__WHAT TO PRODUCE__:
Pictures within the data are to be left out; everything else must be reproduced exactly.

__MATERIAL PROVIDED__:
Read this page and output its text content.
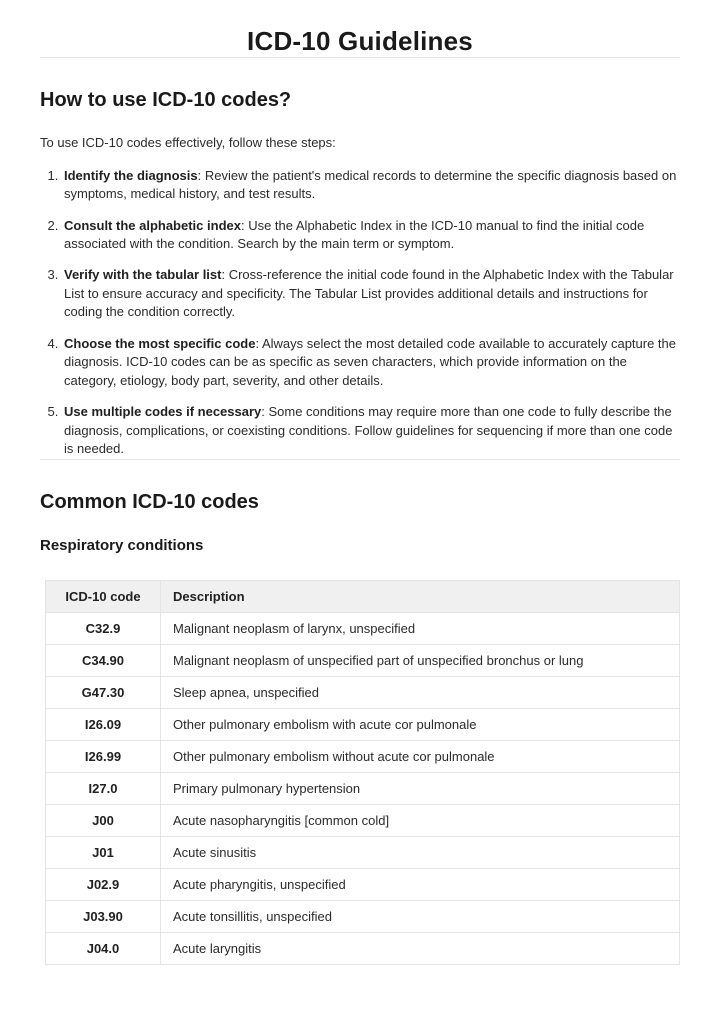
ICD-10 Guidelines
How to use ICD-10 codes?

To use ICD-10 codes effectively, follow these steps:

1. Identify the diagnosis: Review the patient's medical records to determine the specific diagnosis based on symptoms, medical history, and test results.
2. Consult the alphabetic index: Use the Alphabetic Index in the ICD-10 manual to find the initial code associated with the condition. Search by the main term or symptom.
3. Verify with the tabular list: Cross-reference the initial code found in the Alphabetic Index with the Tabular List to ensure accuracy and specificity. The Tabular List provides additional details and instructions for coding the condition correctly.
4. Choose the most specific code: Always select the most detailed code available to accurately capture the diagnosis. ICD-10 codes can be as specific as seven characters, which provide information on the category, etiology, body part, severity, and other details.
5. Use multiple codes if necessary: Some conditions may require more than one code to fully describe the diagnosis, complications, or coexisting conditions. Follow guidelines for sequencing if more than one code is needed.
Common ICD-10 codes
Respiratory conditions
ICD-10 code	Description
C32.9	Malignant neoplasm of larynx, unspecified
C34.90	Malignant neoplasm of unspecified part of unspecified bronchus or lung
G47.30	Sleep apnea, unspecified
I26.09	Other pulmonary embolism with acute cor pulmonale
I26.99	Other pulmonary embolism without acute cor pulmonale
I27.0	Primary pulmonary hypertension
J00	Acute nasopharyngitis [common cold]
J01	Acute sinusitis
J02.9	Acute pharyngitis, unspecified
J03.90	Acute tonsillitis, unspecified
J04.0	Acute laryngitis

__THE COMPLETED TASK__:
Read this page and output its text content.
ICD-10 Guidelines
How to use ICD-10 codes?

To use ICD-10 codes effectively, follow these steps:

1. Identify the diagnosis: Review the patient's medical records to determine the specific diagnosis based on symptoms, medical history, and test results.
2. Consult the alphabetic index: Use the Alphabetic Index in the ICD-10 manual to find the initial code associated with the condition. Search by the main term or symptom.
3. Verify with the tabular list: Cross-reference the initial code found in the Alphabetic Index with the Tabular List to ensure accuracy and specificity. The Tabular List provides additional details and instructions for coding the condition correctly.
4. Choose the most specific code: Always select the most detailed code available to accurately capture the diagnosis. ICD-10 codes can be as specific as seven characters, which provide information on the category, etiology, body part, severity, and other details.
5. Use multiple codes if necessary: Some conditions may require more than one code to fully describe the diagnosis, complications, or coexisting conditions. Follow guidelines for sequencing if more than one code is needed.
Common ICD-10 codes
Respiratory conditions
ICD-10 code	Description
C32.9	Malignant neoplasm of larynx, unspecified
C34.90	Malignant neoplasm of unspecified part of unspecified bronchus or lung
G47.30	Sleep apnea, unspecified
I26.09	Other pulmonary embolism with acute cor pulmonale
I26.99	Other pulmonary embolism without acute cor pulmonale
I27.0	Primary pulmonary hypertension
J00	Acute nasopharyngitis [common cold]
J01	Acute sinusitis
J02.9	Acute pharyngitis, unspecified
J03.90	Acute tonsillitis, unspecified
J04.0	Acute laryngitis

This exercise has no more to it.